Written request = For this exercise, repeat all of the material verbatim apart from its images.

Data listing =
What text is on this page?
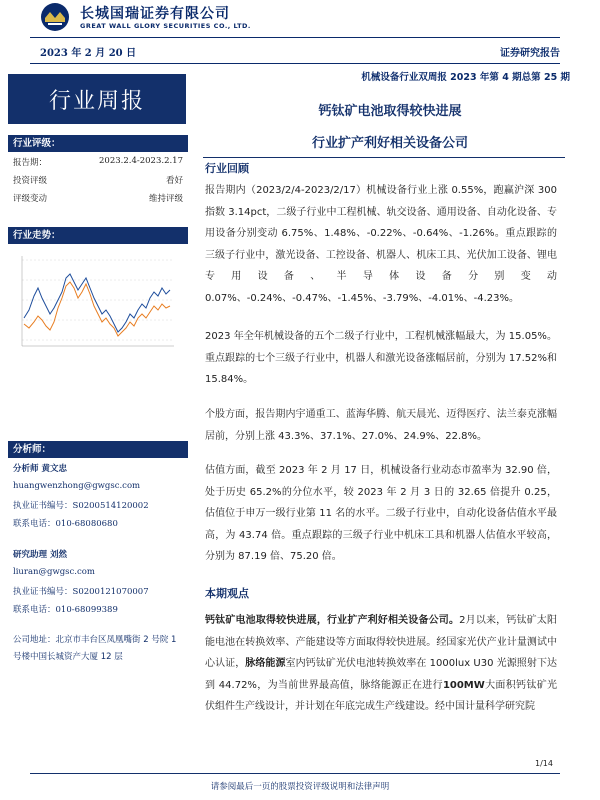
长城国瑞证券有限公司
GREAT WALL GLORY SECURITIES CO., LTD.
2023 年 2 月 20 日	证券研究报告
机械设备行业双周报 2023 年第 4 期总第 25 期
行业周报
行业评级：
报告期：	2023.2.4-2023.2.17
投资评级	看好
评级变动	维持评级
行业走势：
分析师：
分析师 黄文忠
huangwenzhong@gwgsc.com
执业证书编号：S0200514120002
联系电话：010-68080680
研究助理 刘然
liuran@gwgsc.com
执业证书编号：S0200121070007
联系电话：010-68099389
公司地址：北京市丰台区凤凰嘴街 2 号院 1 号楼中国长城资产大厦 12 层
钙钛矿电池取得较快进展
行业扩产利好相关设备公司
行业回顾
报告期内（2023/2/4-2023/2/17）机械设备行业上涨 0.55%，跑赢沪深 300 指数 3.14pct，二级子行业中工程机械、轨交设备、通用设备、自动化设备、专用设备分别变动 6.75%、1.48%、-0.22%、-0.64%、-1.26%。重点跟踪的三级子行业中，激光设备、工控设备、机器人、机床工具、光伏加工设备、锂电专用设备、半导体设备分别变动 0.07%、-0.24%、-0.47%、-1.45%、-3.79%、-4.01%、-4.23%。
2023 年全年机械设备的五个二级子行业中，工程机械涨幅最大，为 15.05%。重点跟踪的七个三级子行业中，机器人和激光设备涨幅居前，分别为 17.52%和 15.84%。
个股方面，报告期内宇通重工、蓝海华腾、航天晨光、迈得医疗、法兰泰克涨幅居前，分别上涨 43.3%、37.1%、27.0%、24.9%、22.8%。
估值方面，截至 2023 年 2 月 17 日，机械设备行业动态市盈率为 32.90 倍，处于历史 65.2%的分位水平，较 2023 年 2 月 3 日的 32.65 倍提升 0.25，估值位于申万一级行业第 11 名的水平。二级子行业中，自动化设备估值水平最高，为 43.74 倍。重点跟踪的三级子行业中机床工具和机器人估值水平较高，分别为 87.19 倍、75.20 倍。
本期观点
钙钛矿电池取得较快进展，行业扩产利好相关设备公司。2月以来，钙钛矿太阳能电池在转换效率、产能建设等方面取得较快进展。经国家光伏产业计量测试中心认证，脉络能源室内钙钛矿光伏电池转换效率在 1000lux U30 光源照射下达到 44.72%，为当前世界最高值，脉络能源正在进行100MW大面积钙钛矿光伏组件生产线设计，并计划在年底完成生产线建设。经中国计量科学研究院
1/14
请参阅最后一页的股票投资评级说明和法律声明
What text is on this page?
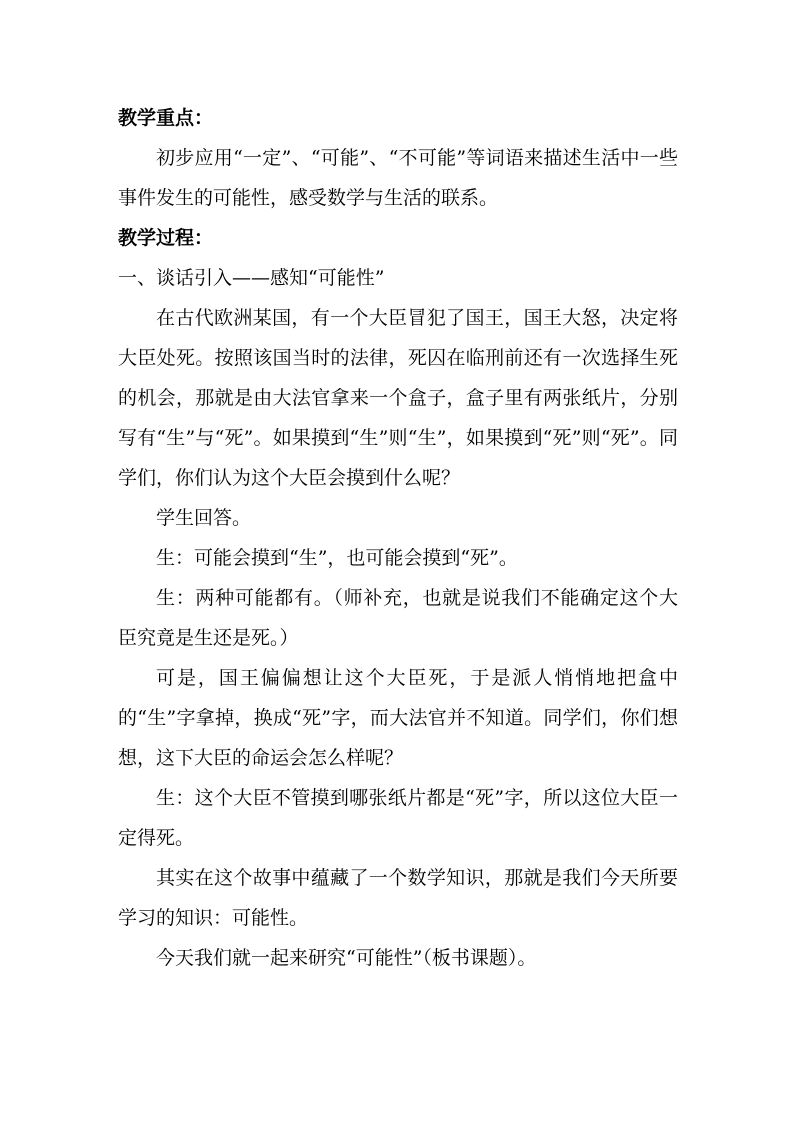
教学重点：

初步应用“一定”、“可能”、“不可能”等词语来描述生活中一些事件发生的可能性，感受数学与生活的联系。

教学过程：

一、谈话引入——感知“可能性”

在古代欧洲某国，有一个大臣冒犯了国王，国王大怒，决定将大臣处死。按照该国当时的法律，死囚在临刑前还有一次选择生死的机会，那就是由大法官拿来一个盒子，盒子里有两张纸片，分别写有“生”与“死”。如果摸到“生”则“生”，如果摸到“死”则“死”。同学们，你们认为这个大臣会摸到什么呢？

学生回答。

生：可能会摸到“生”，也可能会摸到“死”。

生：两种可能都有。（师补充，也就是说我们不能确定这个大臣究竟是生还是死。）

可是，国王偏偏想让这个大臣死，于是派人悄悄地把盒中的“生”字拿掉，换成“死”字，而大法官并不知道。同学们，你们想想，这下大臣的命运会怎么样呢？

生：这个大臣不管摸到哪张纸片都是“死”字，所以这位大臣一定得死。

其实在这个故事中蕴藏了一个数学知识，那就是我们今天所要学习的知识：可能性。

今天我们就一起来研究“可能性”（板书课题）。
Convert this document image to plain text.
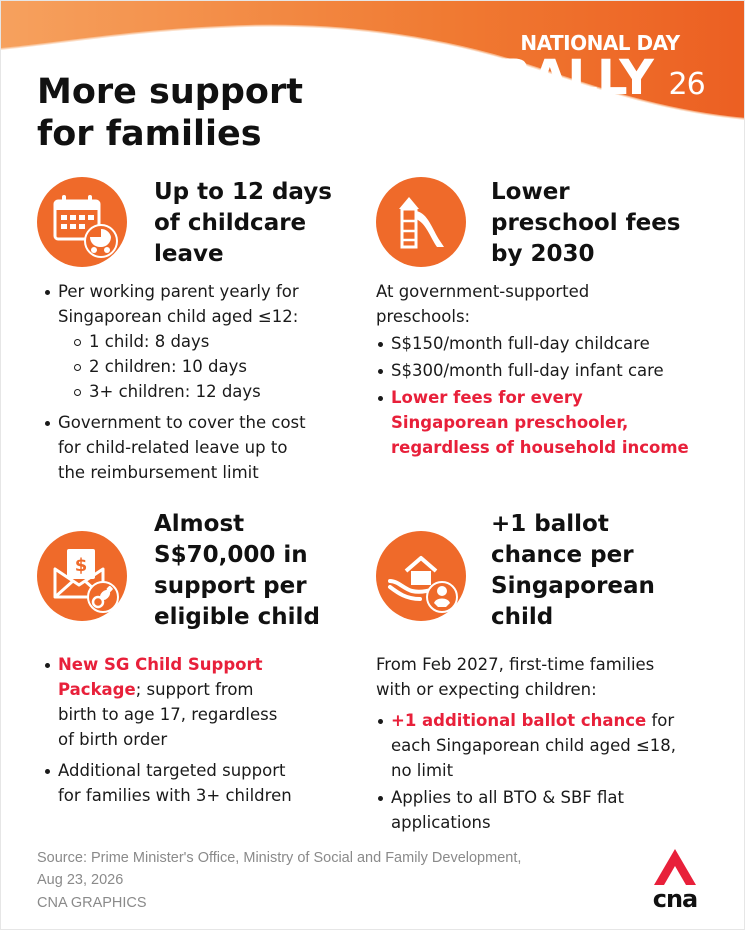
NATIONAL DAY
RALLY 26
More support
for families
Up to 12 days
of childcare
leave
Per working parent yearly for
Singaporean child aged ≤12:
1 child: 8 days
2 children: 10 days
3+ children: 12 days
Government to cover the cost
for child-related leave up to
the reimbursement limit
Lower
preschool fees
by 2030
At government-supported
preschools:
S$150/month full-day childcare
S$300/month full-day infant care
Lower fees for every
Singaporean preschooler,
regardless of household income
$
Almost
S$70,000 in
support per
eligible child
New SG Child Support
Package; support from
birth to age 17, regardless
of birth order
Additional targeted support
for families with 3+ children
+1 ballot
chance per
Singaporean
child
From Feb 2027, first-time families
with or expecting children:
+1 additional ballot chance for
each Singaporean child aged ≤18,
no limit
Applies to all BTO & SBF flat
applications
Source: Prime Minister's Office, Ministry of Social and Family Development,
Aug 23, 2026
CNA GRAPHICS	cna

Task response =
What text is on this page?
长城国瑞证券有限公司
GREAT WALL GLORY SECURITIES CO., LTD.
2023 年 2 月 20 日	证券研究报告
机械设备行业双周报 2023 年第 4 期总第 25 期
行业周报
行业评级：
报告期：	2023.2.4-2023.2.17
投资评级	看好
评级变动	维持评级
行业走势：
分析师：
分析师 黄文忠
huangwenzhong@gwgsc.com
执业证书编号：S0200514120002
联系电话：010-68080680
研究助理 刘然
liuran@gwgsc.com
执业证书编号：S0200121070007
联系电话：010-68099389
公司地址：北京市丰台区凤凰嘴街 2 号院 1 号楼中国长城资产大厦 12 层
钙钛矿电池取得较快进展
行业扩产利好相关设备公司
行业回顾
报告期内（2023/2/4-2023/2/17）机械设备行业上涨 0.55%，跑赢沪深 300 指数 3.14pct，二级子行业中工程机械、轨交设备、通用设备、自动化设备、专用设备分别变动 6.75%、1.48%、-0.22%、-0.64%、-1.26%。重点跟踪的三级子行业中，激光设备、工控设备、机器人、机床工具、光伏加工设备、锂电专用设备、半导体设备分别变动 0.07%、-0.24%、-0.47%、-1.45%、-3.79%、-4.01%、-4.23%。
2023 年全年机械设备的五个二级子行业中，工程机械涨幅最大，为 15.05%。重点跟踪的七个三级子行业中，机器人和激光设备涨幅居前，分别为 17.52%和 15.84%。
个股方面，报告期内宇通重工、蓝海华腾、航天晨光、迈得医疗、法兰泰克涨幅居前，分别上涨 43.3%、37.1%、27.0%、24.9%、22.8%。
估值方面，截至 2023 年 2 月 17 日，机械设备行业动态市盈率为 32.90 倍，处于历史 65.2%的分位水平，较 2023 年 2 月 3 日的 32.65 倍提升 0.25，估值位于申万一级行业第 11 名的水平。二级子行业中，自动化设备估值水平最高，为 43.74 倍。重点跟踪的三级子行业中机床工具和机器人估值水平较高，分别为 87.19 倍、75.20 倍。
本期观点
钙钛矿电池取得较快进展，行业扩产利好相关设备公司。2月以来，钙钛矿太阳能电池在转换效率、产能建设等方面取得较快进展。经国家光伏产业计量测试中心认证，脉络能源室内钙钛矿光伏电池转换效率在 1000lux U30 光源照射下达到 44.72%，为当前世界最高值，脉络能源正在进行100MW大面积钙钛矿光伏组件生产线设计，并计划在年底完成生产线建设。经中国计量科学研究院
1/14
请参阅最后一页的股票投资评级说明和法律声明
What text is on this page?
教学重点：

初步应用“一定”、“可能”、“不可能”等词语来描述生活中一些事件发生的可能性，感受数学与生活的联系。

教学过程：

一、谈话引入——感知“可能性”

在古代欧洲某国，有一个大臣冒犯了国王，国王大怒，决定将大臣处死。按照该国当时的法律，死囚在临刑前还有一次选择生死的机会，那就是由大法官拿来一个盒子，盒子里有两张纸片，分别写有“生”与“死”。如果摸到“生”则“生”，如果摸到“死”则“死”。同学们，你们认为这个大臣会摸到什么呢？

学生回答。

生：可能会摸到“生”，也可能会摸到“死”。

生：两种可能都有。（师补充，也就是说我们不能确定这个大臣究竟是生还是死。）

可是，国王偏偏想让这个大臣死，于是派人悄悄地把盒中的“生”字拿掉，换成“死”字，而大法官并不知道。同学们，你们想想，这下大臣的命运会怎么样呢？

生：这个大臣不管摸到哪张纸片都是“死”字，所以这位大臣一定得死。

其实在这个故事中蕴藏了一个数学知识，那就是我们今天所要学习的知识：可能性。

今天我们就一起来研究“可能性”（板书课题）。
Convert this document image to plain text.
NATIONAL DAY
RALLY 26
More support
for families
Up to 12 days
of childcare
leave
Per working parent yearly for
Singaporean child aged ≤12:
1 child: 8 days
2 children: 10 days
3+ children: 12 days
Government to cover the cost
for child-related leave up to
the reimbursement limit
Lower
preschool fees
by 2030
At government-supported
preschools:
S$150/month full-day childcare
S$300/month full-day infant care
Lower fees for every
Singaporean preschooler,
regardless of household income
$
Almost
S$70,000 in
support per
eligible child
New SG Child Support
Package; support from
birth to age 17, regardless
of birth order
Additional targeted support
for families with 3+ children
+1 ballot
chance per
Singaporean
child
From Feb 2027, first-time families
with or expecting children:
+1 additional ballot chance for
each Singaporean child aged ≤18,
no limit
Applies to all BTO & SBF flat
applications
Source: Prime Minister's Office, Ministry of Social and Family Development,
Aug 23, 2026
CNA GRAPHICS	cna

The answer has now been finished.